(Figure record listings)
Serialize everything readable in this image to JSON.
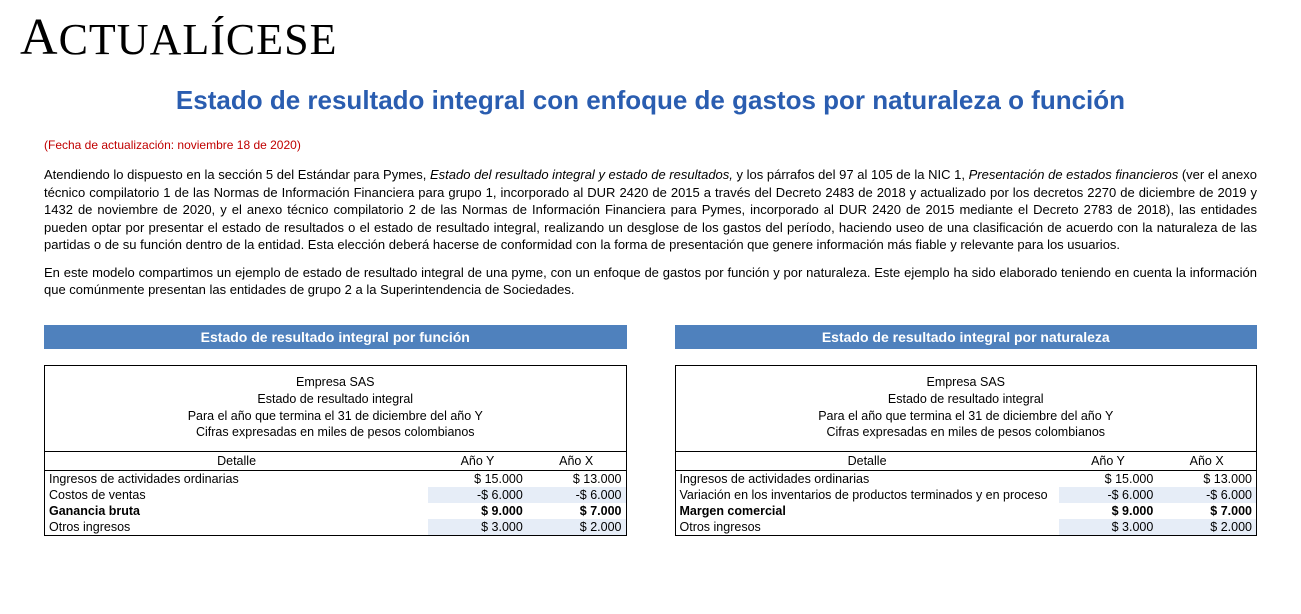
{
  "brand": "ACTUALÍCESE",
  "title": "Estado de resultado integral con enfoque de gastos por naturaleza o función",
  "update_date": "(Fecha de actualización: noviembre 18 de 2020)",
  "para1_a": "Atendiendo lo dispuesto en la sección 5 del Estándar para Pymes, ",
  "para1_em1": "Estado del resultado integral y estado de resultados,",
  "para1_b": " y los párrafos del 97 al 105 de la NIC 1, ",
  "para1_em2": "Presentación de estados financieros",
  "para1_c": " (ver el anexo técnico compilatorio 1 de las Normas de Información Financiera para grupo 1, incorporado al DUR 2420 de 2015 a través del Decreto 2483 de 2018 y actualizado por los decretos 2270 de diciembre de 2019 y 1432 de noviembre de 2020, y el anexo técnico compilatorio 2 de las Normas de Información Financiera para Pymes, incorporado al DUR 2420 de 2015 mediante el Decreto 2783 de 2018), las entidades pueden optar por presentar el estado de resultados o el estado de resultado integral, realizando un desglose de los gastos del período, haciendo useo de una clasificación de acuerdo con la naturaleza de las partidas o de su función dentro de la entidad. Esta elección deberá hacerse de conformidad con la forma de presentación que genere información más fiable y relevante para los usuarios.",
  "para2": "En este modelo compartimos un ejemplo de estado de resultado integral de una pyme, con un enfoque de gastos por función y por naturaleza. Este ejemplo ha sido elaborado teniendo en cuenta la información que comúnmente presentan las entidades de grupo 2 a la Superintendencia de Sociedades.",
  "colors": {
    "header_bg": "#4f81bd",
    "header_fg": "#ffffff",
    "alt_val_bg": "#e6edf7",
    "title_fg": "#2a5db0",
    "date_fg": "#c00000"
  },
  "left": {
    "header": "Estado de resultado integral por función",
    "company": "Empresa SAS",
    "statement": "Estado de resultado integral",
    "period": "Para el año que termina el 31 de diciembre del año Y",
    "currency": "Cifras expresadas en miles de pesos colombianos",
    "col_detail": "Detalle",
    "col_y": "Año Y",
    "col_x": "Año X",
    "rows": [
      {
        "label": "Ingresos de actividades ordinarias",
        "y": "$ 15.000",
        "x": "$ 13.000",
        "bold": false,
        "alt": false
      },
      {
        "label": "Costos de ventas",
        "y": "-$  6.000",
        "x": "-$  6.000",
        "bold": false,
        "alt": true
      },
      {
        "label": "Ganancia bruta",
        "y": "$  9.000",
        "x": "$  7.000",
        "bold": true,
        "alt": false
      },
      {
        "label": "Otros ingresos",
        "y": "$  3.000",
        "x": "$  2.000",
        "bold": false,
        "alt": true
      }
    ]
  },
  "right": {
    "header": "Estado de resultado integral por naturaleza",
    "company": "Empresa SAS",
    "statement": "Estado de resultado integral",
    "period": "Para el año que termina el 31 de diciembre del año Y",
    "currency": "Cifras expresadas en miles de pesos colombianos",
    "col_detail": "Detalle",
    "col_y": "Año Y",
    "col_x": "Año X",
    "rows": [
      {
        "label": "Ingresos de actividades ordinarias",
        "y": "$ 15.000",
        "x": "$ 13.000",
        "bold": false,
        "alt": false
      },
      {
        "label": "Variación en los inventarios de productos terminados y en proceso",
        "y": "-$  6.000",
        "x": "-$  6.000",
        "bold": false,
        "alt": true
      },
      {
        "label": "Margen comercial",
        "y": "$  9.000",
        "x": "$  7.000",
        "bold": true,
        "alt": false
      },
      {
        "label": "Otros ingresos",
        "y": "$  3.000",
        "x": "$  2.000",
        "bold": false,
        "alt": true
      }
    ]
  }
}
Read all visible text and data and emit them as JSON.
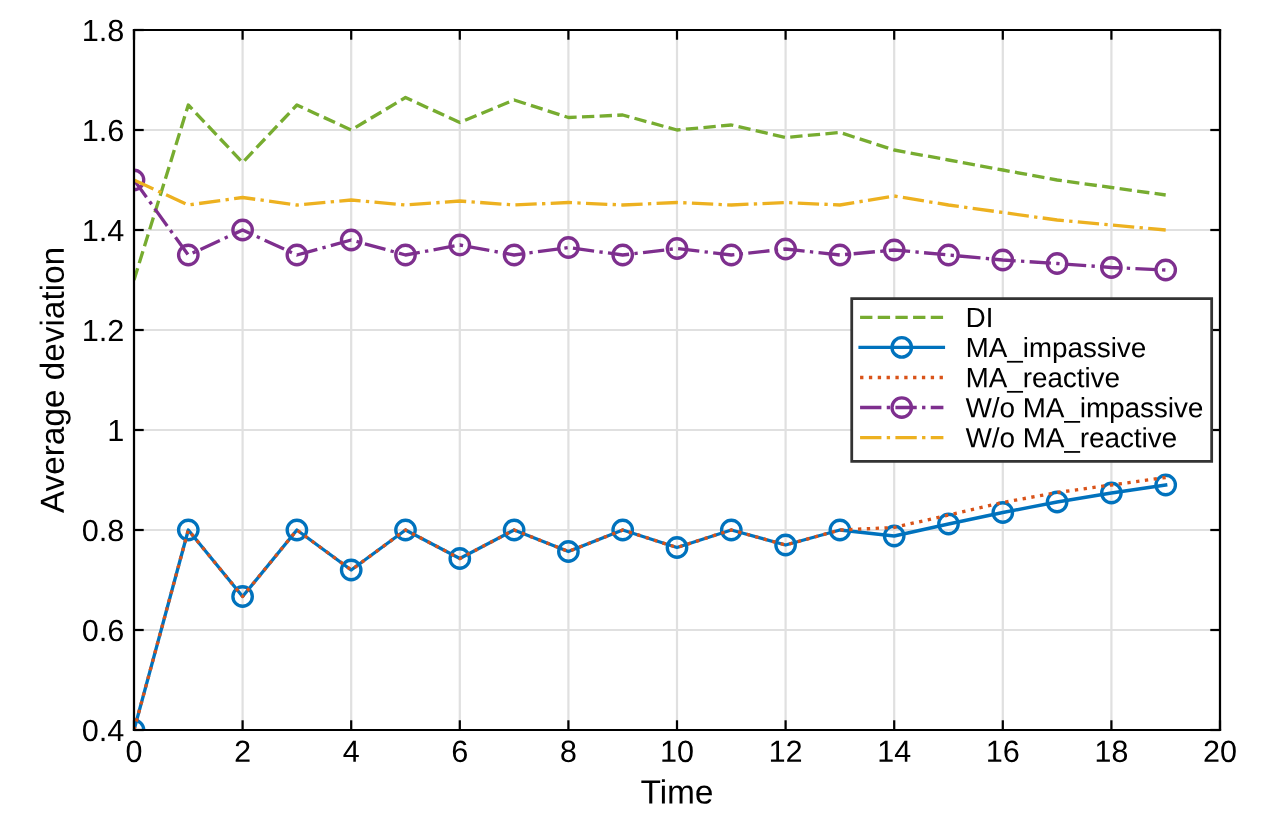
{
  "chart_data": {
    "type": "line",
    "xlabel": "Time",
    "ylabel": "Average deviation",
    "x": [
      0,
      1,
      2,
      3,
      4,
      5,
      6,
      7,
      8,
      9,
      10,
      11,
      12,
      13,
      14,
      15,
      16,
      17,
      18,
      19
    ],
    "series": [
      {
        "name": "DI",
        "color": "#77ac30",
        "line_style": "dashed",
        "marker": "none",
        "values": [
          1.3,
          1.65,
          1.535,
          1.65,
          1.6,
          1.665,
          1.615,
          1.66,
          1.625,
          1.63,
          1.6,
          1.61,
          1.585,
          1.595,
          1.56,
          1.54,
          1.52,
          1.5,
          1.485,
          1.47
        ]
      },
      {
        "name": "MA_impassive",
        "color": "#0072bd",
        "line_style": "solid",
        "marker": "circle",
        "values": [
          0.4,
          0.8,
          0.667,
          0.8,
          0.72,
          0.8,
          0.743,
          0.8,
          0.757,
          0.8,
          0.765,
          0.8,
          0.77,
          0.8,
          0.788,
          0.812,
          0.835,
          0.856,
          0.874,
          0.89
        ]
      },
      {
        "name": "MA_reactive",
        "color": "#d95319",
        "line_style": "dotted",
        "marker": "none",
        "values": [
          0.4,
          0.8,
          0.667,
          0.8,
          0.72,
          0.8,
          0.743,
          0.8,
          0.757,
          0.8,
          0.765,
          0.8,
          0.77,
          0.8,
          0.805,
          0.83,
          0.855,
          0.875,
          0.89,
          0.905
        ]
      },
      {
        "name": "W/o MA_impassive",
        "color": "#7e2f8e",
        "line_style": "dashdot",
        "marker": "circle",
        "values": [
          1.5,
          1.35,
          1.4,
          1.35,
          1.38,
          1.35,
          1.37,
          1.35,
          1.365,
          1.35,
          1.363,
          1.35,
          1.362,
          1.35,
          1.36,
          1.35,
          1.34,
          1.333,
          1.325,
          1.32
        ]
      },
      {
        "name": "W/o MA_reactive",
        "color": "#edb120",
        "line_style": "dashdot",
        "marker": "none",
        "values": [
          1.5,
          1.45,
          1.465,
          1.45,
          1.46,
          1.45,
          1.458,
          1.45,
          1.455,
          1.45,
          1.455,
          1.45,
          1.455,
          1.45,
          1.468,
          1.45,
          1.435,
          1.42,
          1.41,
          1.4
        ]
      }
    ],
    "xlim": [
      0,
      20
    ],
    "xticks": [
      0,
      2,
      4,
      6,
      8,
      10,
      12,
      14,
      16,
      18,
      20
    ],
    "ylim": [
      0.4,
      1.8
    ],
    "yticks": [
      0.4,
      0.6,
      0.8,
      1,
      1.2,
      1.4,
      1.6,
      1.8
    ],
    "grid": true,
    "legend": "center right"
  }
}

-- WORK TO BE COMPLETED --
Leave out the pictures and transcribe everything else exactly.

-- FINISHED EXERCISE --
Serialize everything readable in this image to JSON.
{
  "brand": "ACTUALÍCESE",
  "title": "Estado de resultado integral con enfoque de gastos por naturaleza o función",
  "update_date": "(Fecha de actualización: noviembre 18 de 2020)",
  "para1_a": "Atendiendo lo dispuesto en la sección 5 del Estándar para Pymes, ",
  "para1_em1": "Estado del resultado integral y estado de resultados,",
  "para1_b": " y los párrafos del 97 al 105 de la NIC 1, ",
  "para1_em2": "Presentación de estados financieros",
  "para1_c": " (ver el anexo técnico compilatorio 1 de las Normas de Información Financiera para grupo 1, incorporado al DUR 2420 de 2015 a través del Decreto 2483 de 2018 y actualizado por los decretos 2270 de diciembre de 2019 y 1432 de noviembre de 2020, y el anexo técnico compilatorio 2 de las Normas de Información Financiera para Pymes, incorporado al DUR 2420 de 2015 mediante el Decreto 2783 de 2018), las entidades pueden optar por presentar el estado de resultados o el estado de resultado integral, realizando un desglose de los gastos del período, haciendo useo de una clasificación de acuerdo con la naturaleza de las partidas o de su función dentro de la entidad. Esta elección deberá hacerse de conformidad con la forma de presentación que genere información más fiable y relevante para los usuarios.",
  "para2": "En este modelo compartimos un ejemplo de estado de resultado integral de una pyme, con un enfoque de gastos por función y por naturaleza. Este ejemplo ha sido elaborado teniendo en cuenta la información que comúnmente presentan las entidades de grupo 2 a la Superintendencia de Sociedades.",
  "colors": {
    "header_bg": "#4f81bd",
    "header_fg": "#ffffff",
    "alt_val_bg": "#e6edf7",
    "title_fg": "#2a5db0",
    "date_fg": "#c00000"
  },
  "left": {
    "header": "Estado de resultado integral por función",
    "company": "Empresa SAS",
    "statement": "Estado de resultado integral",
    "period": "Para el año que termina el 31 de diciembre del año Y",
    "currency": "Cifras expresadas en miles de pesos colombianos",
    "col_detail": "Detalle",
    "col_y": "Año Y",
    "col_x": "Año X",
    "rows": [
      {
        "label": "Ingresos de actividades ordinarias",
        "y": "$ 15.000",
        "x": "$ 13.000",
        "bold": false,
        "alt": false
      },
      {
        "label": "Costos de ventas",
        "y": "-$  6.000",
        "x": "-$  6.000",
        "bold": false,
        "alt": true
      },
      {
        "label": "Ganancia bruta",
        "y": "$  9.000",
        "x": "$  7.000",
        "bold": true,
        "alt": false
      },
      {
        "label": "Otros ingresos",
        "y": "$  3.000",
        "x": "$  2.000",
        "bold": false,
        "alt": true
      }
    ]
  },
  "right": {
    "header": "Estado de resultado integral por naturaleza",
    "company": "Empresa SAS",
    "statement": "Estado de resultado integral",
    "period": "Para el año que termina el 31 de diciembre del año Y",
    "currency": "Cifras expresadas en miles de pesos colombianos",
    "col_detail": "Detalle",
    "col_y": "Año Y",
    "col_x": "Año X",
    "rows": [
      {
        "label": "Ingresos de actividades ordinarias",
        "y": "$ 15.000",
        "x": "$ 13.000",
        "bold": false,
        "alt": false
      },
      {
        "label": "Variación en los inventarios de productos terminados y en proceso",
        "y": "-$  6.000",
        "x": "-$  6.000",
        "bold": false,
        "alt": true
      },
      {
        "label": "Margen comercial",
        "y": "$  9.000",
        "x": "$  7.000",
        "bold": true,
        "alt": false
      },
      {
        "label": "Otros ingresos",
        "y": "$  3.000",
        "x": "$  2.000",
        "bold": false,
        "alt": true
      }
    ]
  }
}
Read all visible text and data and emit them as JSON.
{
  "chart_data": {
    "type": "line",
    "xlabel": "Time",
    "ylabel": "Average deviation",
    "x": [
      0,
      1,
      2,
      3,
      4,
      5,
      6,
      7,
      8,
      9,
      10,
      11,
      12,
      13,
      14,
      15,
      16,
      17,
      18,
      19
    ],
    "series": [
      {
        "name": "DI",
        "color": "#77ac30",
        "line_style": "dashed",
        "marker": "none",
        "values": [
          1.3,
          1.65,
          1.535,
          1.65,
          1.6,
          1.665,
          1.615,
          1.66,
          1.625,
          1.63,
          1.6,
          1.61,
          1.585,
          1.595,
          1.56,
          1.54,
          1.52,
          1.5,
          1.485,
          1.47
        ]
      },
      {
        "name": "MA_impassive",
        "color": "#0072bd",
        "line_style": "solid",
        "marker": "circle",
        "values": [
          0.4,
          0.8,
          0.667,
          0.8,
          0.72,
          0.8,
          0.743,
          0.8,
          0.757,
          0.8,
          0.765,
          0.8,
          0.77,
          0.8,
          0.788,
          0.812,
          0.835,
          0.856,
          0.874,
          0.89
        ]
      },
      {
        "name": "MA_reactive",
        "color": "#d95319",
        "line_style": "dotted",
        "marker": "none",
        "values": [
          0.4,
          0.8,
          0.667,
          0.8,
          0.72,
          0.8,
          0.743,
          0.8,
          0.757,
          0.8,
          0.765,
          0.8,
          0.77,
          0.8,
          0.805,
          0.83,
          0.855,
          0.875,
          0.89,
          0.905
        ]
      },
      {
        "name": "W/o MA_impassive",
        "color": "#7e2f8e",
        "line_style": "dashdot",
        "marker": "circle",
        "values": [
          1.5,
          1.35,
          1.4,
          1.35,
          1.38,
          1.35,
          1.37,
          1.35,
          1.365,
          1.35,
          1.363,
          1.35,
          1.362,
          1.35,
          1.36,
          1.35,
          1.34,
          1.333,
          1.325,
          1.32
        ]
      },
      {
        "name": "W/o MA_reactive",
        "color": "#edb120",
        "line_style": "dashdot",
        "marker": "none",
        "values": [
          1.5,
          1.45,
          1.465,
          1.45,
          1.46,
          1.45,
          1.458,
          1.45,
          1.455,
          1.45,
          1.455,
          1.45,
          1.455,
          1.45,
          1.468,
          1.45,
          1.435,
          1.42,
          1.41,
          1.4
        ]
      }
    ],
    "xlim": [
      0,
      20
    ],
    "xticks": [
      0,
      2,
      4,
      6,
      8,
      10,
      12,
      14,
      16,
      18,
      20
    ],
    "ylim": [
      0.4,
      1.8
    ],
    "yticks": [
      0.4,
      0.6,
      0.8,
      1,
      1.2,
      1.4,
      1.6,
      1.8
    ],
    "grid": true,
    "legend": "center right"
  }
}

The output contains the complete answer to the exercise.